▶ **Work instructions**:
Only lines holding the word "document" should be copied from the material.

Data listing

START

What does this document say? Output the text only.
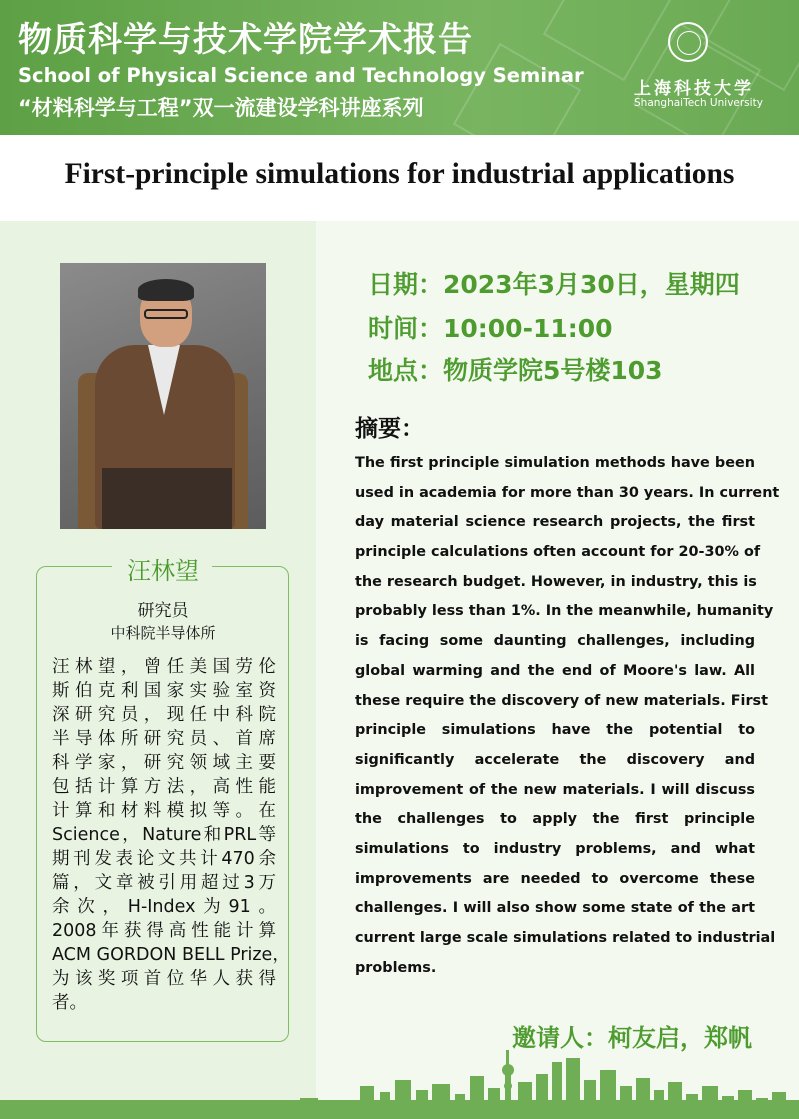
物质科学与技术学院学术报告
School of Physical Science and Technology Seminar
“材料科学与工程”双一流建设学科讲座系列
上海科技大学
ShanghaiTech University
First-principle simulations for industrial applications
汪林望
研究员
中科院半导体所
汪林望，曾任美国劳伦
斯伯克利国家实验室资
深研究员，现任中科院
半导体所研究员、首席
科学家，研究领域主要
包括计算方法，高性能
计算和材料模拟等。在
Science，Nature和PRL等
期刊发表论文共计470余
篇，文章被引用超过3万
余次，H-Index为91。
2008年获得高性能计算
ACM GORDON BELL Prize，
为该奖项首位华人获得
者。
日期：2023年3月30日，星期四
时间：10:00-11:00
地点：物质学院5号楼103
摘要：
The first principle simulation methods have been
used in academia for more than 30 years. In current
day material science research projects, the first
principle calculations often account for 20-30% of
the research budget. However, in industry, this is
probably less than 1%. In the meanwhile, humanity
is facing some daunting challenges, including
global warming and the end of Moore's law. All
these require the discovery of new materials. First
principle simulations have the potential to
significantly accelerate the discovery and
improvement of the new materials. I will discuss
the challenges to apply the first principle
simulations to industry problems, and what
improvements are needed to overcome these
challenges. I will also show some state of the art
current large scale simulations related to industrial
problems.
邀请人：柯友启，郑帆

END
START

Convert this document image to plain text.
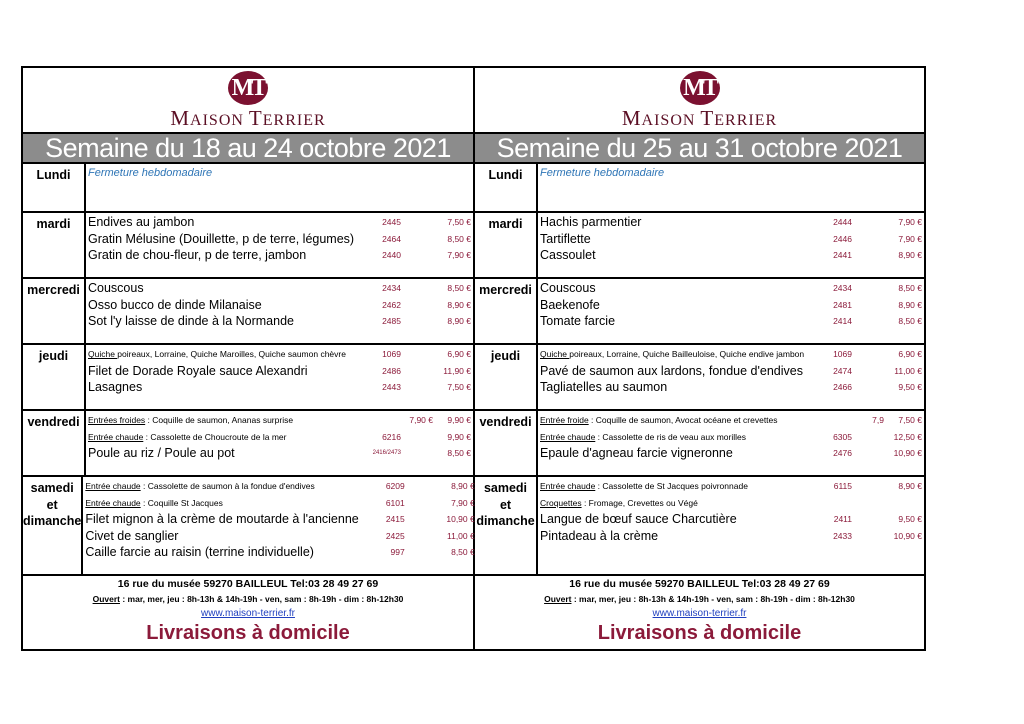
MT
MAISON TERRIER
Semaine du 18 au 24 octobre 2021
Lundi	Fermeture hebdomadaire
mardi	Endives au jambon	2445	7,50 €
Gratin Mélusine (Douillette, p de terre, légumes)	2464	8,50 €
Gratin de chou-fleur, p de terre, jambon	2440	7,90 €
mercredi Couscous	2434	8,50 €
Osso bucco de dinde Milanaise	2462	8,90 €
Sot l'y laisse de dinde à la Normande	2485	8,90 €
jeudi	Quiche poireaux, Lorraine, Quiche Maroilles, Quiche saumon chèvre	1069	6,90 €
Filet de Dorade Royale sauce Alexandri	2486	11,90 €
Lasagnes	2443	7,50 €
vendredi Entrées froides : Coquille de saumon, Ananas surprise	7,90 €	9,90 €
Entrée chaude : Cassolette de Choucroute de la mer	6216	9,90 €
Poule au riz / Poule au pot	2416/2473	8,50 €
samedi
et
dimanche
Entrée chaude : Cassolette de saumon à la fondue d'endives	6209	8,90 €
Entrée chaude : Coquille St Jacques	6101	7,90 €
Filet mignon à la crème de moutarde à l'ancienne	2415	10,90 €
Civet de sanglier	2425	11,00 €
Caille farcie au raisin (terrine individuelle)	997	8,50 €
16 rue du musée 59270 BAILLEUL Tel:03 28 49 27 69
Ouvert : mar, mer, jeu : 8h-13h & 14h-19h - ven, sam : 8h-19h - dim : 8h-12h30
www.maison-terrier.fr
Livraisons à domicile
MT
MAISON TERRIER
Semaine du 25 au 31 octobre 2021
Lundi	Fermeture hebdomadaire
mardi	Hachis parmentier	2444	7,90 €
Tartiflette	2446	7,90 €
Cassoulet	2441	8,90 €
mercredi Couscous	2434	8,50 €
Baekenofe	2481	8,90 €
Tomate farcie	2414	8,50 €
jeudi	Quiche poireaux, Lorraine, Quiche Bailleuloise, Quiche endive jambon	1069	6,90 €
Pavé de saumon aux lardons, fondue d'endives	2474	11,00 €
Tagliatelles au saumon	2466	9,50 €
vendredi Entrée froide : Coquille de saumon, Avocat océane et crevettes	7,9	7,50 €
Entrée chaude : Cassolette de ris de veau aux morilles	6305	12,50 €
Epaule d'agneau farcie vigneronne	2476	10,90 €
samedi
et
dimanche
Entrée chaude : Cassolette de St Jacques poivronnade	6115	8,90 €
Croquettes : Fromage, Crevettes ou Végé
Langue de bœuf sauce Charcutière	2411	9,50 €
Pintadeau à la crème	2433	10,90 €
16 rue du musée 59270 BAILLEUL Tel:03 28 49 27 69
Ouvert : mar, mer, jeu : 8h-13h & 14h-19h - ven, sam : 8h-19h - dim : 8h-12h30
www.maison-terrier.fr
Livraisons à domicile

END

▶ **Output**:
What does this document say? Output the text only.
Convert this document image to plain text.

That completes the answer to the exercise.